» WORK TASK:
Give back the data in full. Leave nothing out.

» DATA RECORDS:
↓
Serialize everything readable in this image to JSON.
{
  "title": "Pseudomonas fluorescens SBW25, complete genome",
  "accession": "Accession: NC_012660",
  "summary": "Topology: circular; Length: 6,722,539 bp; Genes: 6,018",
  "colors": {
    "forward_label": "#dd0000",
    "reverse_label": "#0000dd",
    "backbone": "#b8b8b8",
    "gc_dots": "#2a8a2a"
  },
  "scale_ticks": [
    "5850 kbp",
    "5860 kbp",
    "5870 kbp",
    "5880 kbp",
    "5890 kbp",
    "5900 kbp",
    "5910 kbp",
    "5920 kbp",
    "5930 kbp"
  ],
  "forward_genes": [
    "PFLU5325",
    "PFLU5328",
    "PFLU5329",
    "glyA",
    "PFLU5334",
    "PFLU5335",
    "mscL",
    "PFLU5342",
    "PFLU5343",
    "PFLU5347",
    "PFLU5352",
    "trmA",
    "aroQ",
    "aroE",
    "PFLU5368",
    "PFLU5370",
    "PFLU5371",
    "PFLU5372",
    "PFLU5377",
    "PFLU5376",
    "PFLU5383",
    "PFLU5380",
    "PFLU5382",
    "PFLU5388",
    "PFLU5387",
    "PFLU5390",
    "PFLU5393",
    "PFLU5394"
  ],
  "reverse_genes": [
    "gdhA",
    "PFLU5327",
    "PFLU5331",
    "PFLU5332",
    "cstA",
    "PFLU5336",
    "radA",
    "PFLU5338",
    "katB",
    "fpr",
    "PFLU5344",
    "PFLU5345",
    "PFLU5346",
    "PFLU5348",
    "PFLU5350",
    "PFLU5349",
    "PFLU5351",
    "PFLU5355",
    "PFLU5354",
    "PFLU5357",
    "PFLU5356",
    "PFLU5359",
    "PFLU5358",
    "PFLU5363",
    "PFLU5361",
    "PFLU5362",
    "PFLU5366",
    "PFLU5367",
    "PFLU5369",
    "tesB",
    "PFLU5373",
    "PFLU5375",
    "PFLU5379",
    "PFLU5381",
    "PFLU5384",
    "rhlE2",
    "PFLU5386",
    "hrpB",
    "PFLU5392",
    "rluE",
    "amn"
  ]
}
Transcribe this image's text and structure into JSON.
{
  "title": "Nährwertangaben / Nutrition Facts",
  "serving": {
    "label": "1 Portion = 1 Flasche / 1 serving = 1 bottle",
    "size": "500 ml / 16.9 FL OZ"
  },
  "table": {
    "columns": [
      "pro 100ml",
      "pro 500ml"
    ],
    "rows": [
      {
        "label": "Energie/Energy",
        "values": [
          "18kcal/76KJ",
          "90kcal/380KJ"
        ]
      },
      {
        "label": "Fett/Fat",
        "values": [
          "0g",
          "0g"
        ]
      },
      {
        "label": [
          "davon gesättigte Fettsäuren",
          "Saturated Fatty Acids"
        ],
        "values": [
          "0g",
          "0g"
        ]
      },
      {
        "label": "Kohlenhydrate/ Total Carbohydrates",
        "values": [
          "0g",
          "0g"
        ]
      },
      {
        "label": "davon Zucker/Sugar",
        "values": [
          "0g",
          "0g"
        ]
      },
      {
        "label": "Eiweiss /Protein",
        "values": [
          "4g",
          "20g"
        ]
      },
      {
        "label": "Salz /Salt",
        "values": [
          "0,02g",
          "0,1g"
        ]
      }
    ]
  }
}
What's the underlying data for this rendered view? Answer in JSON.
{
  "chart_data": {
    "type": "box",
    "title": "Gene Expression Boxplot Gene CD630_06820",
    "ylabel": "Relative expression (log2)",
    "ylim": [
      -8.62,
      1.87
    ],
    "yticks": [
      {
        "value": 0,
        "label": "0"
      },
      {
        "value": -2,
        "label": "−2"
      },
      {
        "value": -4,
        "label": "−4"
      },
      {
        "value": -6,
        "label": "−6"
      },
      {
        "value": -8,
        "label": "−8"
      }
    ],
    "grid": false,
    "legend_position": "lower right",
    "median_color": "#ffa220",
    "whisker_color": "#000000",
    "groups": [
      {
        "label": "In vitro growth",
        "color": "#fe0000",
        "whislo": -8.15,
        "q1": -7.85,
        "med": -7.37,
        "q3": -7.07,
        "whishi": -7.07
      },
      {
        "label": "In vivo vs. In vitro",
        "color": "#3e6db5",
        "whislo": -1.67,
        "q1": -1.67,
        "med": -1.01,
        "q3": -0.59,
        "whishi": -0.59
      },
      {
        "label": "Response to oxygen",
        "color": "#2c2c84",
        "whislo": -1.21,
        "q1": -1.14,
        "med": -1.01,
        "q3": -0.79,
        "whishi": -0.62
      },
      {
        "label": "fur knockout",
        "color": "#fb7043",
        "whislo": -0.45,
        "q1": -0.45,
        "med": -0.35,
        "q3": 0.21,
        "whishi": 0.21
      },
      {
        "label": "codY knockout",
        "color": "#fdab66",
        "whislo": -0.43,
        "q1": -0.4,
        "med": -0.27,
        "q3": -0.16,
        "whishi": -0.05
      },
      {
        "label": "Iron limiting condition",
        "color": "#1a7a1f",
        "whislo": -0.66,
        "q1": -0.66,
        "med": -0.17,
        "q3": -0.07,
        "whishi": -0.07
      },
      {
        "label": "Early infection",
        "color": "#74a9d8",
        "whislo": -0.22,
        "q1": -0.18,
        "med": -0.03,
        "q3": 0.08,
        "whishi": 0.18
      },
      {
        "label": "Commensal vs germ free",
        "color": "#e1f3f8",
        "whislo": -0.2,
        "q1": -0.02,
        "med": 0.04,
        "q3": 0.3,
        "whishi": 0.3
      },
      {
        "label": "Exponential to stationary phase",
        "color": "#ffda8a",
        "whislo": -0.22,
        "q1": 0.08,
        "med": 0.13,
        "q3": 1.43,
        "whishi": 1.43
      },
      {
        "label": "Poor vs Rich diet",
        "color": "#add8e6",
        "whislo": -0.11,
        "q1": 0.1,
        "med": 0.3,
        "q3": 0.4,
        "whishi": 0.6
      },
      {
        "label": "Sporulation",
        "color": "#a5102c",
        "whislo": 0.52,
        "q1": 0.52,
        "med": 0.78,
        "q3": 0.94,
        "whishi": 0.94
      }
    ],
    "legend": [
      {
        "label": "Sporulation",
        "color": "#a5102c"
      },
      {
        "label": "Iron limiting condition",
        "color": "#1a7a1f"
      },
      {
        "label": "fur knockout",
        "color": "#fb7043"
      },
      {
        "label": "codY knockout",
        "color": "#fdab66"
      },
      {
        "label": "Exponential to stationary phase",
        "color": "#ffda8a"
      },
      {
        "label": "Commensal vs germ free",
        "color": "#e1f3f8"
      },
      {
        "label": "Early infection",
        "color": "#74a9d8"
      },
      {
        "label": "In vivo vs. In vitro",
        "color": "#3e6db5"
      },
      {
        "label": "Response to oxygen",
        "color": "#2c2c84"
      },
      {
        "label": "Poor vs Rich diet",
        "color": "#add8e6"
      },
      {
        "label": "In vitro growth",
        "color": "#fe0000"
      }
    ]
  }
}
↑
» SOLUTION FOR THIS PROBLEM:
Serialize everything readable in this image to JSON.
{
  "title": "Pseudomonas fluorescens SBW25, complete genome",
  "accession": "Accession: NC_012660",
  "summary": "Topology: circular; Length: 6,722,539 bp; Genes: 6,018",
  "colors": {
    "forward_label": "#dd0000",
    "reverse_label": "#0000dd",
    "backbone": "#b8b8b8",
    "gc_dots": "#2a8a2a"
  },
  "scale_ticks": [
    "5850 kbp",
    "5860 kbp",
    "5870 kbp",
    "5880 kbp",
    "5890 kbp",
    "5900 kbp",
    "5910 kbp",
    "5920 kbp",
    "5930 kbp"
  ],
  "forward_genes": [
    "PFLU5325",
    "PFLU5328",
    "PFLU5329",
    "glyA",
    "PFLU5334",
    "PFLU5335",
    "mscL",
    "PFLU5342",
    "PFLU5343",
    "PFLU5347",
    "PFLU5352",
    "trmA",
    "aroQ",
    "aroE",
    "PFLU5368",
    "PFLU5370",
    "PFLU5371",
    "PFLU5372",
    "PFLU5377",
    "PFLU5376",
    "PFLU5383",
    "PFLU5380",
    "PFLU5382",
    "PFLU5388",
    "PFLU5387",
    "PFLU5390",
    "PFLU5393",
    "PFLU5394"
  ],
  "reverse_genes": [
    "gdhA",
    "PFLU5327",
    "PFLU5331",
    "PFLU5332",
    "cstA",
    "PFLU5336",
    "radA",
    "PFLU5338",
    "katB",
    "fpr",
    "PFLU5344",
    "PFLU5345",
    "PFLU5346",
    "PFLU5348",
    "PFLU5350",
    "PFLU5349",
    "PFLU5351",
    "PFLU5355",
    "PFLU5354",
    "PFLU5357",
    "PFLU5356",
    "PFLU5359",
    "PFLU5358",
    "PFLU5363",
    "PFLU5361",
    "PFLU5362",
    "PFLU5366",
    "PFLU5367",
    "PFLU5369",
    "tesB",
    "PFLU5373",
    "PFLU5375",
    "PFLU5379",
    "PFLU5381",
    "PFLU5384",
    "rhlE2",
    "PFLU5386",
    "hrpB",
    "PFLU5392",
    "rluE",
    "amn"
  ]
}
Transcribe this image's text and structure into JSON.
{
  "title": "Nährwertangaben / Nutrition Facts",
  "serving": {
    "label": "1 Portion = 1 Flasche / 1 serving = 1 bottle",
    "size": "500 ml / 16.9 FL OZ"
  },
  "table": {
    "columns": [
      "pro 100ml",
      "pro 500ml"
    ],
    "rows": [
      {
        "label": "Energie/Energy",
        "values": [
          "18kcal/76KJ",
          "90kcal/380KJ"
        ]
      },
      {
        "label": "Fett/Fat",
        "values": [
          "0g",
          "0g"
        ]
      },
      {
        "label": [
          "davon gesättigte Fettsäuren",
          "Saturated Fatty Acids"
        ],
        "values": [
          "0g",
          "0g"
        ]
      },
      {
        "label": "Kohlenhydrate/ Total Carbohydrates",
        "values": [
          "0g",
          "0g"
        ]
      },
      {
        "label": "davon Zucker/Sugar",
        "values": [
          "0g",
          "0g"
        ]
      },
      {
        "label": "Eiweiss /Protein",
        "values": [
          "4g",
          "20g"
        ]
      },
      {
        "label": "Salz /Salt",
        "values": [
          "0,02g",
          "0,1g"
        ]
      }
    ]
  }
}
What's the underlying data for this rendered view? Answer in JSON.
{
  "chart_data": {
    "type": "box",
    "title": "Gene Expression Boxplot Gene CD630_06820",
    "ylabel": "Relative expression (log2)",
    "ylim": [
      -8.62,
      1.87
    ],
    "yticks": [
      {
        "value": 0,
        "label": "0"
      },
      {
        "value": -2,
        "label": "−2"
      },
      {
        "value": -4,
        "label": "−4"
      },
      {
        "value": -6,
        "label": "−6"
      },
      {
        "value": -8,
        "label": "−8"
      }
    ],
    "grid": false,
    "legend_position": "lower right",
    "median_color": "#ffa220",
    "whisker_color": "#000000",
    "groups": [
      {
        "label": "In vitro growth",
        "color": "#fe0000",
        "whislo": -8.15,
        "q1": -7.85,
        "med": -7.37,
        "q3": -7.07,
        "whishi": -7.07
      },
      {
        "label": "In vivo vs. In vitro",
        "color": "#3e6db5",
        "whislo": -1.67,
        "q1": -1.67,
        "med": -1.01,
        "q3": -0.59,
        "whishi": -0.59
      },
      {
        "label": "Response to oxygen",
        "color": "#2c2c84",
        "whislo": -1.21,
        "q1": -1.14,
        "med": -1.01,
        "q3": -0.79,
        "whishi": -0.62
      },
      {
        "label": "fur knockout",
        "color": "#fb7043",
        "whislo": -0.45,
        "q1": -0.45,
        "med": -0.35,
        "q3": 0.21,
        "whishi": 0.21
      },
      {
        "label": "codY knockout",
        "color": "#fdab66",
        "whislo": -0.43,
        "q1": -0.4,
        "med": -0.27,
        "q3": -0.16,
        "whishi": -0.05
      },
      {
        "label": "Iron limiting condition",
        "color": "#1a7a1f",
        "whislo": -0.66,
        "q1": -0.66,
        "med": -0.17,
        "q3": -0.07,
        "whishi": -0.07
      },
      {
        "label": "Early infection",
        "color": "#74a9d8",
        "whislo": -0.22,
        "q1": -0.18,
        "med": -0.03,
        "q3": 0.08,
        "whishi": 0.18
      },
      {
        "label": "Commensal vs germ free",
        "color": "#e1f3f8",
        "whislo": -0.2,
        "q1": -0.02,
        "med": 0.04,
        "q3": 0.3,
        "whishi": 0.3
      },
      {
        "label": "Exponential to stationary phase",
        "color": "#ffda8a",
        "whislo": -0.22,
        "q1": 0.08,
        "med": 0.13,
        "q3": 1.43,
        "whishi": 1.43
      },
      {
        "label": "Poor vs Rich diet",
        "color": "#add8e6",
        "whislo": -0.11,
        "q1": 0.1,
        "med": 0.3,
        "q3": 0.4,
        "whishi": 0.6
      },
      {
        "label": "Sporulation",
        "color": "#a5102c",
        "whislo": 0.52,
        "q1": 0.52,
        "med": 0.78,
        "q3": 0.94,
        "whishi": 0.94
      }
    ],
    "legend": [
      {
        "label": "Sporulation",
        "color": "#a5102c"
      },
      {
        "label": "Iron limiting condition",
        "color": "#1a7a1f"
      },
      {
        "label": "fur knockout",
        "color": "#fb7043"
      },
      {
        "label": "codY knockout",
        "color": "#fdab66"
      },
      {
        "label": "Exponential to stationary phase",
        "color": "#ffda8a"
      },
      {
        "label": "Commensal vs germ free",
        "color": "#e1f3f8"
      },
      {
        "label": "Early infection",
        "color": "#74a9d8"
      },
      {
        "label": "In vivo vs. In vitro",
        "color": "#3e6db5"
      },
      {
        "label": "Response to oxygen",
        "color": "#2c2c84"
      },
      {
        "label": "Poor vs Rich diet",
        "color": "#add8e6"
      },
      {
        "label": "In vitro growth",
        "color": "#fe0000"
      }
    ]
  }
}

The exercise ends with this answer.